[Begin SUPPLIED MATERIAL]

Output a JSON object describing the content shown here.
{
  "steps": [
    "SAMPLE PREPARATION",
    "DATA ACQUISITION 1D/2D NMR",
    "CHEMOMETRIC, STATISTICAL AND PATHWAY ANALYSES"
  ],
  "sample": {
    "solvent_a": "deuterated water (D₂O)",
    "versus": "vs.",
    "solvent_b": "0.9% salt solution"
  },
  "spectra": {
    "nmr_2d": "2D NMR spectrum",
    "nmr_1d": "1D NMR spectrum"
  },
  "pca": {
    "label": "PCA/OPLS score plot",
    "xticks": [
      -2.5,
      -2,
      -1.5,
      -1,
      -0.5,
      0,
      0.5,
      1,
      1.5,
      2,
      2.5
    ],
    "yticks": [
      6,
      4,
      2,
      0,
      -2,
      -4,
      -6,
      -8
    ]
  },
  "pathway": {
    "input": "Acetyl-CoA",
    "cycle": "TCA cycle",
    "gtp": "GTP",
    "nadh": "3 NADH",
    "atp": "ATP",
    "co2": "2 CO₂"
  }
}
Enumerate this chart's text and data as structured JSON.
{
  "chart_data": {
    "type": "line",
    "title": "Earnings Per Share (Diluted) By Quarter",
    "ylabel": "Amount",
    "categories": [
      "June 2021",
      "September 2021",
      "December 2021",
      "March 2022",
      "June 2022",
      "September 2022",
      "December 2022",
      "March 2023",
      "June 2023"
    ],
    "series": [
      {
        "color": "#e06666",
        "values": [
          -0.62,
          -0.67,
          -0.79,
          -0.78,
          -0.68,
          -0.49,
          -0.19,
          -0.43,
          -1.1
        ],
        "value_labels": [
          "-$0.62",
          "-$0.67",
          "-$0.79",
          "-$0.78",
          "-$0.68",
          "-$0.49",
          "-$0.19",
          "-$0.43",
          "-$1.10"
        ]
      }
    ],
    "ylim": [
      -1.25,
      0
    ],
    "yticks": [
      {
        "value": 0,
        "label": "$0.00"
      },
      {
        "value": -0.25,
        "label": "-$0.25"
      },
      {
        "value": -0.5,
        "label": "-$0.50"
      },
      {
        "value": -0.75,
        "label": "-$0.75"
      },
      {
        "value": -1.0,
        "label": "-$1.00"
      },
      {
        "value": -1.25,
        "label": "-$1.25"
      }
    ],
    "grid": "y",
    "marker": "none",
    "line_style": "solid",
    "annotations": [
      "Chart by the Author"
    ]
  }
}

[End SUPPLIED MATERIAL]

■ **THE TASK**
Check each line in the records for the word "spectrum" and say how many have it, with nothing else.

■ **TASK OUTPUT**
2